- Data items:
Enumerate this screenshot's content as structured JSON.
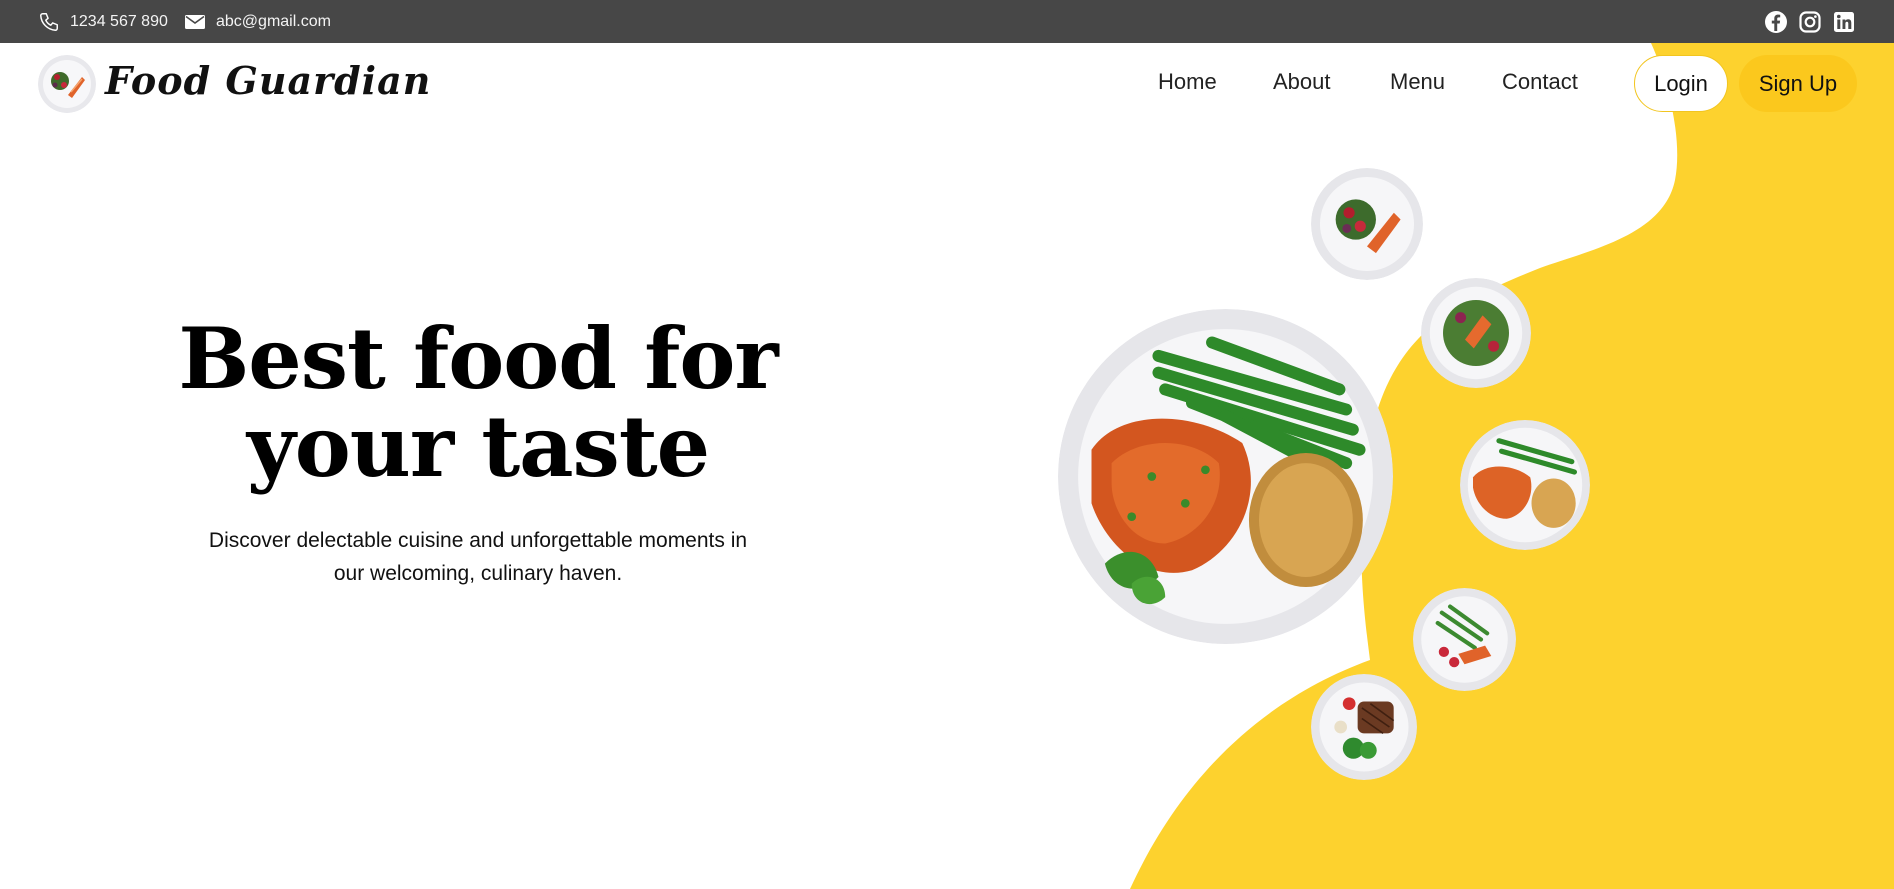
{
  "topbar": {
    "phone": "1234 567 890",
    "email": "abc@gmail.com",
    "social": [
      "facebook-icon",
      "instagram-icon",
      "linkedin-icon"
    ]
  },
  "brand": {
    "name": "Food Guardian"
  },
  "nav": {
    "items": [
      "Home",
      "About",
      "Menu",
      "Contact"
    ]
  },
  "auth": {
    "login": "Login",
    "signup": "Sign Up"
  },
  "hero": {
    "title_line1": "Best food for",
    "title_line2": "your taste",
    "subtitle_line1": "Discover delectable cuisine and unforgettable moments in",
    "subtitle_line2": "our welcoming, culinary haven."
  },
  "colors": {
    "accent": "#fdd22e",
    "topbar": "#474747",
    "button": "#fbc81d"
  }
}
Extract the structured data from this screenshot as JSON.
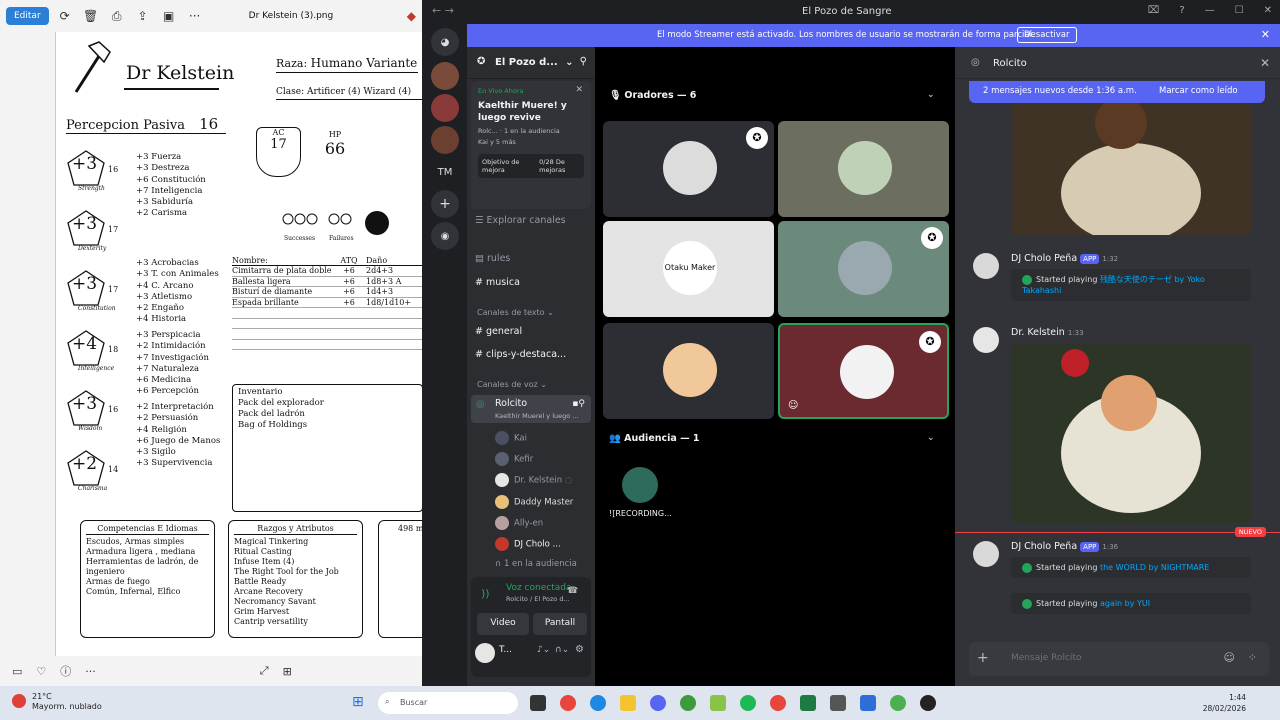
{
  "photo_viewer": {
    "edit_label": "Editar",
    "title": "Dr Kelstein (3).png"
  },
  "sheet": {
    "name": "Dr Kelstein",
    "race_label": "Raza:",
    "race": "Humano Variante",
    "class_label": "Clase:",
    "class": "Artificer (4) Wizard (4)",
    "perception_label": "Percepcion Pasiva",
    "perception": "16",
    "ac_label": "AC",
    "ac": "17",
    "hp_label": "HP",
    "hp": "66",
    "successes": "Successes",
    "failures": "Failures",
    "stats": [
      {
        "mod": "+3",
        "score": "16",
        "label": "Strength"
      },
      {
        "mod": "+3",
        "score": "17",
        "label": "Dexterity"
      },
      {
        "mod": "+3",
        "score": "17",
        "label": "Constitution"
      },
      {
        "mod": "+4",
        "score": "18",
        "label": "Intelligence"
      },
      {
        "mod": "+3",
        "score": "16",
        "label": "Wisdom"
      },
      {
        "mod": "+2",
        "score": "14",
        "label": "Charisma"
      }
    ],
    "saves": [
      "+3 Fuerza",
      "+3 Destreza",
      "+6 Constitución",
      "+7 Inteligencia",
      "+3 Sabiduría",
      "+2 Carisma"
    ],
    "skills_a": [
      "+3 Acrobacias",
      "+3 T. con Animales",
      "+4 C. Arcano",
      "+3 Atletismo",
      "+2 Engaño",
      "+4 Historia"
    ],
    "skills_b": [
      "+3 Perspicacia",
      "+2 Intimidación",
      "+7 Investigación",
      "+7 Naturaleza",
      "+6 Medicina",
      "+6 Percepción"
    ],
    "skills_c": [
      "+2 Interpretación",
      "+2 Persuasión",
      "+4 Religión",
      "+6 Juego de Manos",
      "+3 Sigilo",
      "+3 Supervivencia"
    ],
    "weapons_header": [
      "Nombre:",
      "ATQ",
      "Daño"
    ],
    "weapons": [
      [
        "Cimitarra de plata doble filo",
        "+6",
        "2d4+3"
      ],
      [
        "Ballesta ligera",
        "+6",
        "1d8+3 A"
      ],
      [
        "Bisturí de diamante",
        "+6",
        "1d4+3"
      ],
      [
        "Espada brillante",
        "+6",
        "1d8/1d10+"
      ]
    ],
    "inventory": [
      "Inventario",
      "Pack del explorador",
      "Pack del ladrón",
      "Bag of Holdings"
    ],
    "prof_title": "Competencias E Idiomas",
    "prof": [
      "Escudos, Armas simples",
      "Armadura ligera , mediana",
      "Herramientas de ladrón, de ingeniero",
      "Armas de fuego",
      "Común, Infernal, Elfico"
    ],
    "traits_title": "Razgos y Atributos",
    "traits": [
      "Magical Tinkering",
      "Ritual Casting",
      "Infuse Item (4)",
      "The Right Tool for the Job",
      "Battle Ready",
      "Arcane Recovery",
      "Necromancy Savant",
      "Grim Harvest",
      "Cantrip versatility"
    ],
    "right_box": "498 m"
  },
  "discord": {
    "window_title": "El Pozo de Sangre",
    "banner_text": "El modo Streamer está activado. Los nombres de usuario se mostrarán de forma parcial.",
    "banner_button": "Desactivar",
    "guild_tm": "TM",
    "server_name": "El Pozo d...",
    "live": {
      "status": "En Vivo Ahora",
      "title": "Kaelthir Muere! y luego revive",
      "meta1": "Rolc...  ·  1 en la audiencia",
      "meta2": "Kai y 5 más",
      "goal_label": "Objetivo de mejora",
      "goal_value": "0/28 De mejoras"
    },
    "explore": "Explorar canales",
    "channels": {
      "rules": "rules",
      "musica": "musica",
      "text_cat": "Canales de texto",
      "general": "general",
      "clips": "clips-y-destaca...",
      "voice_cat": "Canales de voz",
      "voice_channel": "Rolcito",
      "voice_sub": "Kaelthir Muerel y luego ..."
    },
    "voice_users": [
      "Kai",
      "Kefir",
      "Dr. Kelstein",
      "Daddy Master",
      "Ally-en",
      "DJ Cholo ...",
      "1 en la audiencia"
    ],
    "voice_panel": {
      "status": "Voz conectada",
      "sub": "Rolcito / El Pozo d...",
      "video": "Video",
      "screen": "Pantall",
      "user": "T..."
    },
    "stage": {
      "speakers": "Oradores — 6",
      "audience": "Audiencia — 1",
      "audience_member": "![RECORDING...",
      "tile_text": "Otaku Maker"
    },
    "chat": {
      "title": "Rolcito",
      "new_messages": "2 mensajes nuevos desde 1:36 a.m.",
      "mark_read": "Marcar como leído",
      "messages": [
        {
          "author": "DJ Cholo Peña",
          "badge": "APP",
          "time": "1:32",
          "embeds": [
            {
              "prefix": "Started playing ",
              "link": "残酷な天使のテーゼ by Yoko Takahashi"
            }
          ]
        },
        {
          "author": "Dr. Kelstein",
          "time": "1:33"
        },
        {
          "author": "DJ Cholo Peña",
          "badge": "APP",
          "time": "1:36",
          "embeds": [
            {
              "prefix": "Started playing ",
              "link": "the WORLD by NIGHTMARE"
            },
            {
              "prefix": "Started playing ",
              "link": "again by YUI"
            }
          ]
        }
      ],
      "new_marker": "NUEVO",
      "placeholder": "Mensaje Rolcito"
    }
  },
  "taskbar": {
    "temp": "21°C",
    "weather": "Mayorm. nublado",
    "search": "Buscar",
    "time": "1:44",
    "date": "28/02/2026"
  }
}
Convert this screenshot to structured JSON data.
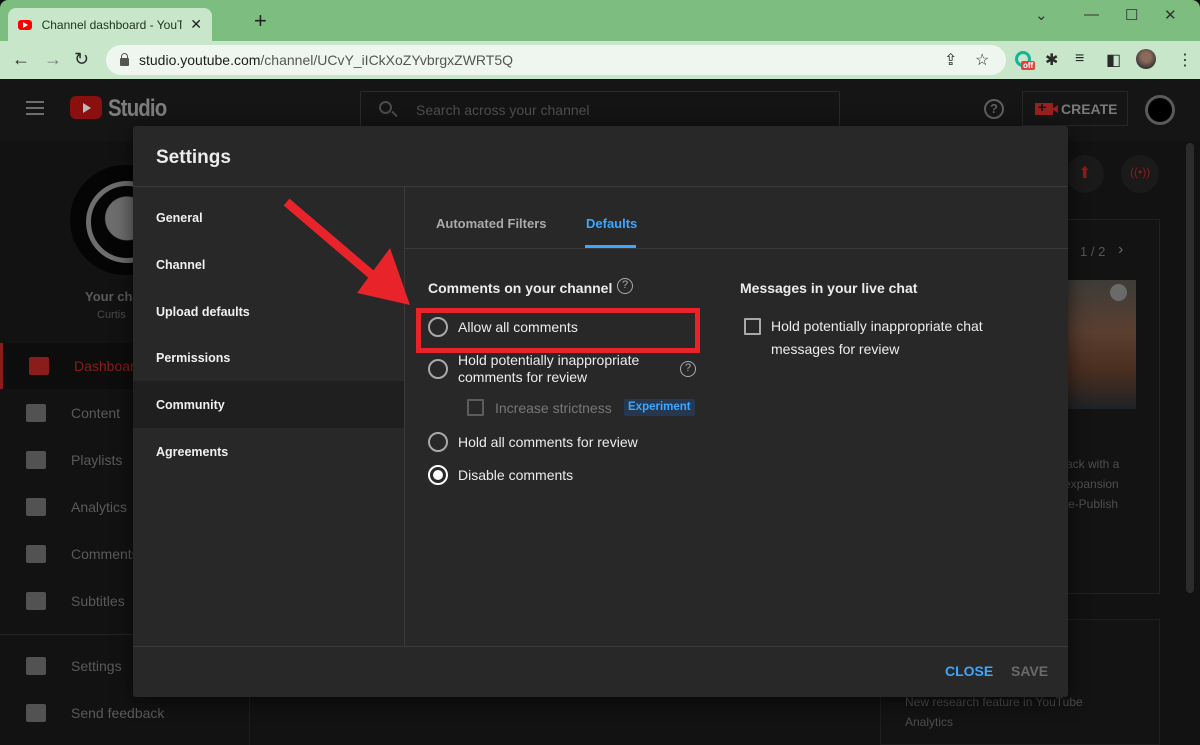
{
  "browser": {
    "tab_title": "Channel dashboard - YouTube Studio",
    "tab_title_visible": "Channel dashboard - YouTube St",
    "new_tab": "+",
    "url_host": "studio.youtube.com",
    "url_path": "/channel/UCvY_iICkXoZYvbrgxZWRT5Q",
    "extension_badge": "off",
    "window_controls": [
      "chevron-down",
      "minimize",
      "maximize",
      "close"
    ]
  },
  "studio": {
    "logo_text": "Studio",
    "search_placeholder": "Search across your channel",
    "create_label": "CREATE",
    "help_glyph": "?",
    "channel": {
      "title": "Your channel",
      "name": "Curtis"
    },
    "sidebar": [
      {
        "label": "Dashboard",
        "icon": "dashboard-icon",
        "active": true
      },
      {
        "label": "Content",
        "icon": "content-icon",
        "active": false
      },
      {
        "label": "Playlists",
        "icon": "playlists-icon",
        "active": false
      },
      {
        "label": "Analytics",
        "icon": "analytics-icon",
        "active": false
      },
      {
        "label": "Comments",
        "icon": "comments-icon",
        "active": false
      },
      {
        "label": "Subtitles",
        "icon": "subtitles-icon",
        "active": false
      },
      {
        "label": "Settings",
        "icon": "gear-icon",
        "active": false
      },
      {
        "label": "Send feedback",
        "icon": "feedback-icon",
        "active": false
      }
    ],
    "right": {
      "pager": "1 / 2",
      "card_text": [
        "ack with a",
        "expansion",
        "re-Publish"
      ],
      "news_text": [
        "New research feature in YouTube",
        "Analytics"
      ]
    }
  },
  "settings_modal": {
    "title": "Settings",
    "nav": [
      {
        "label": "General",
        "active": false
      },
      {
        "label": "Channel",
        "active": false
      },
      {
        "label": "Upload defaults",
        "active": false
      },
      {
        "label": "Permissions",
        "active": false
      },
      {
        "label": "Community",
        "active": true
      },
      {
        "label": "Agreements",
        "active": false
      }
    ],
    "tabs": [
      {
        "label": "Automated Filters",
        "active": false
      },
      {
        "label": "Defaults",
        "active": true
      }
    ],
    "comments_section": {
      "title": "Comments on your channel",
      "options": [
        {
          "label": "Allow all comments",
          "checked": false
        },
        {
          "label": "Hold potentially inappropriate comments for review",
          "line1": "Hold potentially inappropriate",
          "line2": "comments for review",
          "checked": false
        },
        {
          "label": "Hold all comments for review",
          "checked": false
        },
        {
          "label": "Disable comments",
          "checked": true
        }
      ],
      "sub_option": {
        "label": "Increase strictness",
        "checked": false,
        "disabled": true,
        "badge": "Experiment"
      }
    },
    "live_chat_section": {
      "title": "Messages in your live chat",
      "option": {
        "line1": "Hold potentially inappropriate chat",
        "line2": "messages for review",
        "checked": false
      }
    },
    "footer": {
      "close_label": "CLOSE",
      "save_label": "SAVE"
    }
  },
  "annotation": {
    "color": "#e8232a",
    "target": "Allow all comments"
  },
  "colors": {
    "accent_blue": "#3ea6ff",
    "annotation_red": "#e8232a",
    "modal_bg": "#282828"
  }
}
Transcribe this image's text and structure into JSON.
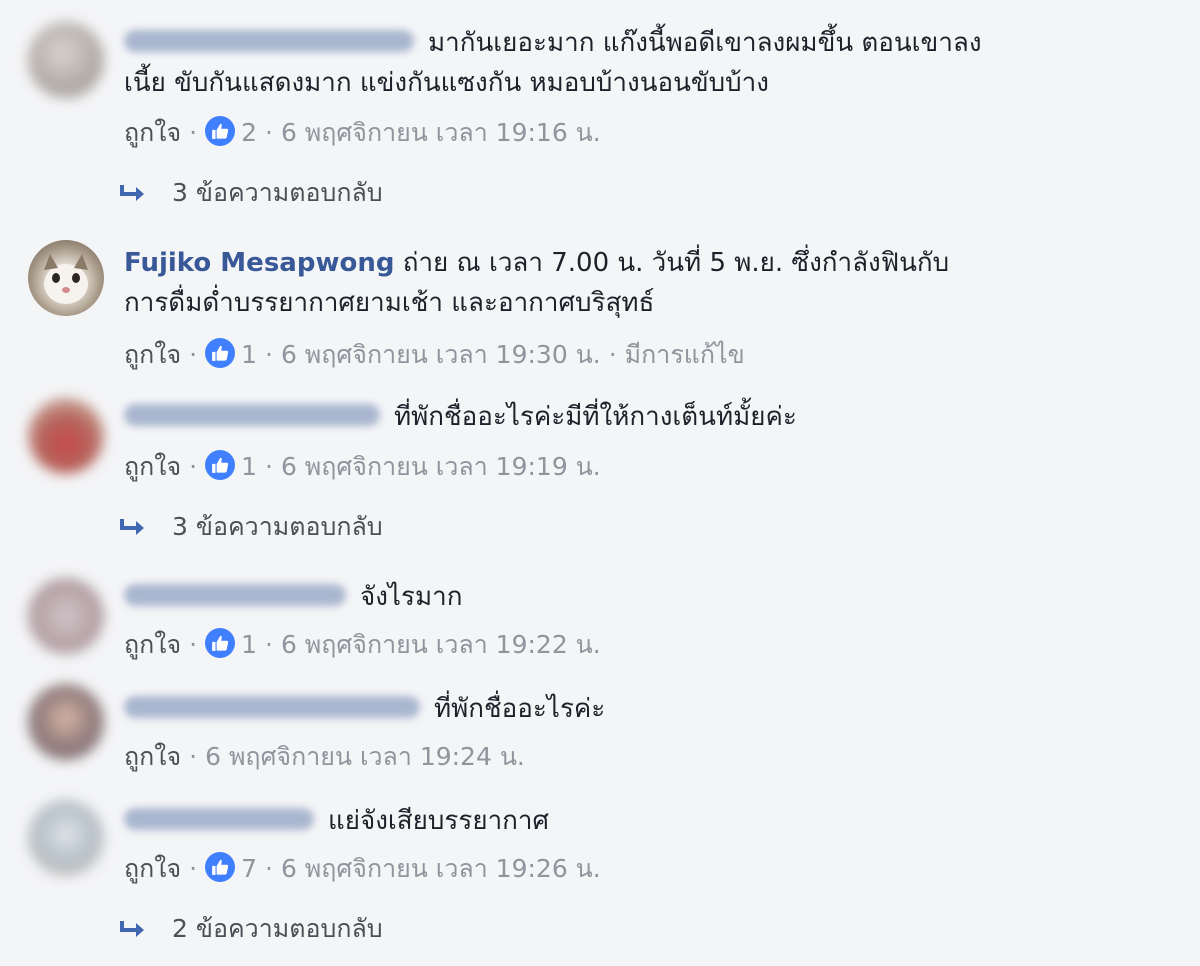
{
  "comments": [
    {
      "author": "",
      "text_lines": [
        "มากันเยอะมาก แก๊งนี้พอดีเขาลงผมขึ้น ตอนเขาลง",
        "เนี้ย ขับกันแสดงมาก แข่งกันแซงกัน หมอบบ้างนอนขับบ้าง"
      ],
      "like_label": "ถูกใจ",
      "likes": "2",
      "timestamp": "6 พฤศจิกายน เวลา 19:16 น.",
      "edited": "",
      "replies": "3 ข้อความตอบกลับ"
    },
    {
      "author": "Fujiko Mesapwong",
      "text_lines": [
        "ถ่าย ณ เวลา 7.00 น. วันที่ 5 พ.ย. ซึ่งกำลังฟินกับ",
        "การดื่มด่ำบรรยากาศยามเช้า และอากาศบริสุทธ์"
      ],
      "like_label": "ถูกใจ",
      "likes": "1",
      "timestamp": "6 พฤศจิกายน เวลา 19:30 น.",
      "edited": "มีการแก้ไข",
      "replies": ""
    },
    {
      "author": "",
      "text_lines": [
        "ที่พักชื่ออะไรค่ะมีที่ให้กางเต็นท์มั้ยค่ะ"
      ],
      "like_label": "ถูกใจ",
      "likes": "1",
      "timestamp": "6 พฤศจิกายน เวลา 19:19 น.",
      "edited": "",
      "replies": "3 ข้อความตอบกลับ"
    },
    {
      "author": "",
      "text_lines": [
        "จังไรมาก"
      ],
      "like_label": "ถูกใจ",
      "likes": "1",
      "timestamp": "6 พฤศจิกายน เวลา 19:22 น.",
      "edited": "",
      "replies": ""
    },
    {
      "author": "",
      "text_lines": [
        "ที่พักชื่ออะไรค่ะ"
      ],
      "like_label": "ถูกใจ",
      "likes": "",
      "timestamp": "6 พฤศจิกายน เวลา 19:24 น.",
      "edited": "",
      "replies": ""
    },
    {
      "author": "",
      "text_lines": [
        "แย่จังเสียบรรยากาศ"
      ],
      "like_label": "ถูกใจ",
      "likes": "7",
      "timestamp": "6 พฤศจิกายน เวลา 19:26 น.",
      "edited": "",
      "replies": "2 ข้อความตอบกลับ"
    }
  ],
  "icons": {
    "like_badge": "thumbs-up-icon",
    "reply_arrow": "reply-arrow-icon"
  },
  "colors": {
    "author": "#385898",
    "like_badge": "#4080ff",
    "meta": "#90949c",
    "text": "#1d2129",
    "background": "#f4f5f7"
  }
}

- Problem details: Find every line in the records that has the string "timestamp", then state how many there are and nothing else.

- In response: 6